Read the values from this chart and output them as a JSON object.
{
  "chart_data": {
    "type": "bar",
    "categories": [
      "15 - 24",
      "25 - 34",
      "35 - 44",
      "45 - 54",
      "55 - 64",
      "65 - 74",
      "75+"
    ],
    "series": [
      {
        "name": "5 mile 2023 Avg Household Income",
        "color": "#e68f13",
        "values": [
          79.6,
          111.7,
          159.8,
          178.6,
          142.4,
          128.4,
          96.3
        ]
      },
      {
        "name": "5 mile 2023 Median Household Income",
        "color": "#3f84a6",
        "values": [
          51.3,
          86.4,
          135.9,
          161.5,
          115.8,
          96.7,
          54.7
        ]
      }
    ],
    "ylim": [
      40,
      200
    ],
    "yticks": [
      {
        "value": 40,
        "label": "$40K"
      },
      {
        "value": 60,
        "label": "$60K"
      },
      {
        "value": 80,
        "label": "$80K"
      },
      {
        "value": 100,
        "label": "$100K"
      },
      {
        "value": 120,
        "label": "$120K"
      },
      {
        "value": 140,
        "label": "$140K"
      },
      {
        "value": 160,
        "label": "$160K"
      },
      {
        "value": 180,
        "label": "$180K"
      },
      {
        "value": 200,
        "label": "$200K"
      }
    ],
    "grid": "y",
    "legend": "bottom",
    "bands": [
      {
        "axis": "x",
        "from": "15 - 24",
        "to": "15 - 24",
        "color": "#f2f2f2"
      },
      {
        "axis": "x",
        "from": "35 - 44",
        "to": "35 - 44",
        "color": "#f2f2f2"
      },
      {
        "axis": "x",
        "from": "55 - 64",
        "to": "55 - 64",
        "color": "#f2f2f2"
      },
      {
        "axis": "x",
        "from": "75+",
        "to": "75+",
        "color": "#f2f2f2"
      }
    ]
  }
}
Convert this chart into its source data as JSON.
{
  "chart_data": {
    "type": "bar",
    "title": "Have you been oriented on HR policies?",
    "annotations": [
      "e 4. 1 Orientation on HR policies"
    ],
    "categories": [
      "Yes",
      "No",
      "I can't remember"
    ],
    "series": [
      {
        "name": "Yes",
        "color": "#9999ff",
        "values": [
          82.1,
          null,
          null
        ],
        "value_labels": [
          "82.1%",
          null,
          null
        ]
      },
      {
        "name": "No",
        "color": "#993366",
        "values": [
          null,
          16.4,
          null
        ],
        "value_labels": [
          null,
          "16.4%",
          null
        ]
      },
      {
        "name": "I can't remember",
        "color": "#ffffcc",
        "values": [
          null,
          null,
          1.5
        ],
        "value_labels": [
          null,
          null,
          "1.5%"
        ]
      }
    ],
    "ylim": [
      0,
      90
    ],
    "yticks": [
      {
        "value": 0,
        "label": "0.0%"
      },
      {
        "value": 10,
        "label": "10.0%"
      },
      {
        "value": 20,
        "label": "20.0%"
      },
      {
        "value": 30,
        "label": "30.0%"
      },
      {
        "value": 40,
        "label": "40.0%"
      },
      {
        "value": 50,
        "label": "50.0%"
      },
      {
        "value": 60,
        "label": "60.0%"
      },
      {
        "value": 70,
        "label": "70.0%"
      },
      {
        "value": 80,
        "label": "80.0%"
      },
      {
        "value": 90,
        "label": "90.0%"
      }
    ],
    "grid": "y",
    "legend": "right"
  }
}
============================================================
• _Requirements_
Search the records for the word "mile". Copy every line that has it.

• _Task answer_
        "name": "5 mile 2023 Avg Household Income",
        "name": "5 mile 2023 Median Household Income",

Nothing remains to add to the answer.